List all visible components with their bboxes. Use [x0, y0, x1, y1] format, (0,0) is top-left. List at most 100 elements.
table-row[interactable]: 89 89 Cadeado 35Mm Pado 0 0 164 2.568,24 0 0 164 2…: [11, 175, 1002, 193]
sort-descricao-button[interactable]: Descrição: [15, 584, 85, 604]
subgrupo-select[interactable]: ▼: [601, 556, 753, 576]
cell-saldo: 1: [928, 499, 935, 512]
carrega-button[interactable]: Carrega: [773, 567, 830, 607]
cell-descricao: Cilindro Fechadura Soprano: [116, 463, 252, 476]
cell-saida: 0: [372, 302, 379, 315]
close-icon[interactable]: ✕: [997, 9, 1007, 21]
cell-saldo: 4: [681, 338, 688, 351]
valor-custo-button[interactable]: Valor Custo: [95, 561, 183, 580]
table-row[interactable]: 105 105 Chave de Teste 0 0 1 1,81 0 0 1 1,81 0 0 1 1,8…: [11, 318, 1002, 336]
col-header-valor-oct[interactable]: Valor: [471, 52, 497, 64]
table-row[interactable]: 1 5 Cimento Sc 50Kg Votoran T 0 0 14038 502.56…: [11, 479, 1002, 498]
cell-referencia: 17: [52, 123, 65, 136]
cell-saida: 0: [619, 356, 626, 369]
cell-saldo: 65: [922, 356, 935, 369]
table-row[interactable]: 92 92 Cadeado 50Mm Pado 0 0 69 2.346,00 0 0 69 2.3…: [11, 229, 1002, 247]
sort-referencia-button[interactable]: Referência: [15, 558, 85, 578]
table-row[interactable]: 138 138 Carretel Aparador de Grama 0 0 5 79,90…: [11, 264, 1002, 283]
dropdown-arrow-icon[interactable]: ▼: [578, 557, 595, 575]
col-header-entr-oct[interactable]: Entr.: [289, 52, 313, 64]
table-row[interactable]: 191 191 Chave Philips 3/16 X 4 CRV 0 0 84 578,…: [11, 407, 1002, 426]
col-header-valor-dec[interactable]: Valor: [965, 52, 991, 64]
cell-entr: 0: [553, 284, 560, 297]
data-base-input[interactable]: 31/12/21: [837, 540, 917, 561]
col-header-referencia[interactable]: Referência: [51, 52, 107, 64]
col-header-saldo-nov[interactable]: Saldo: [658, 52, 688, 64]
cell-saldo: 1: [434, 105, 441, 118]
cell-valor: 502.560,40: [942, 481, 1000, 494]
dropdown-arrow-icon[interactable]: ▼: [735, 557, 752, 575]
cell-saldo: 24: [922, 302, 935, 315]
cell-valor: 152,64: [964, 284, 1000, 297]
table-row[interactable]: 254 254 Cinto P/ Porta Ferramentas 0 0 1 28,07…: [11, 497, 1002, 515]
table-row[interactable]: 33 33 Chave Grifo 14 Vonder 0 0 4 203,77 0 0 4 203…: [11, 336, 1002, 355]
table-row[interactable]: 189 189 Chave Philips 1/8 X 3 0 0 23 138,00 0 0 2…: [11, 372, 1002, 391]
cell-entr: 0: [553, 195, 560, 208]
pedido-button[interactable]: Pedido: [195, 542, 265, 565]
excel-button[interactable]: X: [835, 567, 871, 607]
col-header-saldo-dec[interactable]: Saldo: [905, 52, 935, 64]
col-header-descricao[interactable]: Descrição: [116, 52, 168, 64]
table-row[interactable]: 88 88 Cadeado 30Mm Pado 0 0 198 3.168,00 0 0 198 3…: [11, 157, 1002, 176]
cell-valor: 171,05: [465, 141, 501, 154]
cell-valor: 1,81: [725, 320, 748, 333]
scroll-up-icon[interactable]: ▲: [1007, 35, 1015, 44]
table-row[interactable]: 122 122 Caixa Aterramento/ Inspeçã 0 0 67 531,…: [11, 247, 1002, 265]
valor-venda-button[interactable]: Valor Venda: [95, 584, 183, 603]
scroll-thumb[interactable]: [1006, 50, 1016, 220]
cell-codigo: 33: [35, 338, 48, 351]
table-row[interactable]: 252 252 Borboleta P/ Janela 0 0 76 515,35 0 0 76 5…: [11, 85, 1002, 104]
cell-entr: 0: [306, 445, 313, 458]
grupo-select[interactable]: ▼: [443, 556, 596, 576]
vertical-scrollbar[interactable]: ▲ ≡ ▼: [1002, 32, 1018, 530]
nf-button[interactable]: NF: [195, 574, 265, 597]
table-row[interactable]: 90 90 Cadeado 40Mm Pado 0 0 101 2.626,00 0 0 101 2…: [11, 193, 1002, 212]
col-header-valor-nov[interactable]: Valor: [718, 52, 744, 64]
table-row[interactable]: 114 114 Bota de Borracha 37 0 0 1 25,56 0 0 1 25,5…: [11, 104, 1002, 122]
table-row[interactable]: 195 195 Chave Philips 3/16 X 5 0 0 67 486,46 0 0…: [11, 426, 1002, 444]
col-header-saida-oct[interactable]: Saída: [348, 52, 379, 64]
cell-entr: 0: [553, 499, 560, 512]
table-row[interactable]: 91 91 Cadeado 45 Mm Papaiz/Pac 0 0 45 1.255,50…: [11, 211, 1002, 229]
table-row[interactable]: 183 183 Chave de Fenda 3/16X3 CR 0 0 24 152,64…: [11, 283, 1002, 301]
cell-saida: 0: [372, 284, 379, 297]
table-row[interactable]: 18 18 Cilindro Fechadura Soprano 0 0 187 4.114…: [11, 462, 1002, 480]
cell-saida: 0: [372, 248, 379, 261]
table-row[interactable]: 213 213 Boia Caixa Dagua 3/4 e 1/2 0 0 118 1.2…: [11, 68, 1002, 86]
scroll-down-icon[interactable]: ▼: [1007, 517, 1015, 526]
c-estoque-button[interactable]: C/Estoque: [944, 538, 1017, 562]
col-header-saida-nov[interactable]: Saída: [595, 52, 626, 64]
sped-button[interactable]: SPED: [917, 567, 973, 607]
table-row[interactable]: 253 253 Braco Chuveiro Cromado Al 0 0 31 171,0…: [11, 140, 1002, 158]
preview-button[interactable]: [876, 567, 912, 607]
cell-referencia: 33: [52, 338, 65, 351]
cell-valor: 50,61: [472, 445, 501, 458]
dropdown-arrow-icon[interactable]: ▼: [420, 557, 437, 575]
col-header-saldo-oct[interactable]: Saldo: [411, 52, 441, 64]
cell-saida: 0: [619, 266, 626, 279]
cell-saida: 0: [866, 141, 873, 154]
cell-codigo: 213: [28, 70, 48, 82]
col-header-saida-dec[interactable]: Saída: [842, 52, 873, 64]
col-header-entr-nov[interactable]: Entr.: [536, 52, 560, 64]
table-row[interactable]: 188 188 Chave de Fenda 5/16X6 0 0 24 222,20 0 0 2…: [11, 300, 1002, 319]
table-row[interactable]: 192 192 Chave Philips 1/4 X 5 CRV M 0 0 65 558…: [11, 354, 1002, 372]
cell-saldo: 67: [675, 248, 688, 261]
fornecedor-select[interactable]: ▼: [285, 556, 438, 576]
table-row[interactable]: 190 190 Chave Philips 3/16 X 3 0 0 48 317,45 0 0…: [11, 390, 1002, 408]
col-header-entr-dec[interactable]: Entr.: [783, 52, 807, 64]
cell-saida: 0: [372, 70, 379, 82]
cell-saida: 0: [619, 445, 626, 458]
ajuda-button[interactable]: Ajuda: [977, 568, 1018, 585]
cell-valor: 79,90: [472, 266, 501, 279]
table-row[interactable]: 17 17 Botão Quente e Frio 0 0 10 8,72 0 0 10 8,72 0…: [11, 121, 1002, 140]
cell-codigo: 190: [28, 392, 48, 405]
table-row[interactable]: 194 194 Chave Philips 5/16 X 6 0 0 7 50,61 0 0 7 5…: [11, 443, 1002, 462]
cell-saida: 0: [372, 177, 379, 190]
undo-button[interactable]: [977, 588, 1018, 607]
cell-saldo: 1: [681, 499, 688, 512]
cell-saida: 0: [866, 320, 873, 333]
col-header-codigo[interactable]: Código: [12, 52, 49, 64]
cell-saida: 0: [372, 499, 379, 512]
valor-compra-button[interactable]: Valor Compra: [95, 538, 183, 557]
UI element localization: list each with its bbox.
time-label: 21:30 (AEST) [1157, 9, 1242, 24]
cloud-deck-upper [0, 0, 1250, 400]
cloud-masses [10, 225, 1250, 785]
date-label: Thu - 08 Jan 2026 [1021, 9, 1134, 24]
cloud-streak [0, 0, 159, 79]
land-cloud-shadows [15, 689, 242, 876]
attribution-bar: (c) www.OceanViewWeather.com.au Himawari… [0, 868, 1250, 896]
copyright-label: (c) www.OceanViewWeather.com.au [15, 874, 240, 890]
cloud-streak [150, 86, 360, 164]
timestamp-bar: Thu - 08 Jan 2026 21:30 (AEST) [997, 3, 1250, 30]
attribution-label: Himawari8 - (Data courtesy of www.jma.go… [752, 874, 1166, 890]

━━━

> Objective: Substitute "Padlock" for "Cadeado" in the stretch from the start of the records through the line containing "table-row[interactable]: 33 33", and give those lines again with nothing else altered.

> Final result:
List all visible components with their bboxes. Use [x0, y0, x1, y1] format, (0,0) is top-left. List at most 100 elements.
table-row[interactable]: 89 89 Padlock 35Mm Pado 0 0 164 2.568,24 0 0 164 2…: [11, 175, 1002, 193]
sort-descricao-button[interactable]: Descrição: [15, 584, 85, 604]
subgrupo-select[interactable]: ▼: [601, 556, 753, 576]
cell-saldo: 1: [928, 499, 935, 512]
carrega-button[interactable]: Carrega: [773, 567, 830, 607]
cell-descricao: Cilindro Fechadura Soprano: [116, 463, 252, 476]
cell-saida: 0: [372, 302, 379, 315]
close-icon[interactable]: ✕: [997, 9, 1007, 21]
cell-saldo: 4: [681, 338, 688, 351]
valor-custo-button[interactable]: Valor Custo: [95, 561, 183, 580]
table-row[interactable]: 105 105 Chave de Teste 0 0 1 1,81 0 0 1 1,81 0 0 1 1,8…: [11, 318, 1002, 336]
col-header-valor-oct[interactable]: Valor: [471, 52, 497, 64]
table-row[interactable]: 1 5 Cimento Sc 50Kg Votoran T 0 0 14038 502.56…: [11, 479, 1002, 498]
cell-referencia: 17: [52, 123, 65, 136]
cell-saida: 0: [619, 356, 626, 369]
cell-saldo: 65: [922, 356, 935, 369]
table-row[interactable]: 92 92 Padlock 50Mm Pado 0 0 69 2.346,00 0 0 69 2.3…: [11, 229, 1002, 247]
sort-referencia-button[interactable]: Referência: [15, 558, 85, 578]
table-row[interactable]: 138 138 Carretel Aparador de Grama 0 0 5 79,90…: [11, 264, 1002, 283]
dropdown-arrow-icon[interactable]: ▼: [578, 557, 595, 575]
col-header-entr-oct[interactable]: Entr.: [289, 52, 313, 64]
table-row[interactable]: 191 191 Chave Philips 3/16 X 4 CRV 0 0 84 578,…: [11, 407, 1002, 426]
col-header-valor-dec[interactable]: Valor: [965, 52, 991, 64]
cell-entr: 0: [553, 284, 560, 297]
data-base-input[interactable]: 31/12/21: [837, 540, 917, 561]
col-header-referencia[interactable]: Referência: [51, 52, 107, 64]
col-header-saldo-nov[interactable]: Saldo: [658, 52, 688, 64]
cell-saldo: 1: [434, 105, 441, 118]
cell-valor: 502.560,40: [942, 481, 1000, 494]
dropdown-arrow-icon[interactable]: ▼: [735, 557, 752, 575]
cell-saldo: 24: [922, 302, 935, 315]
cell-valor: 152,64: [964, 284, 1000, 297]
table-row[interactable]: 254 254 Cinto P/ Porta Ferramentas 0 0 1 28,07…: [11, 497, 1002, 515]
table-row[interactable]: 33 33 Chave Grifo 14 Vonder 0 0 4 203,77 0 0 4 203…: [11, 336, 1002, 355]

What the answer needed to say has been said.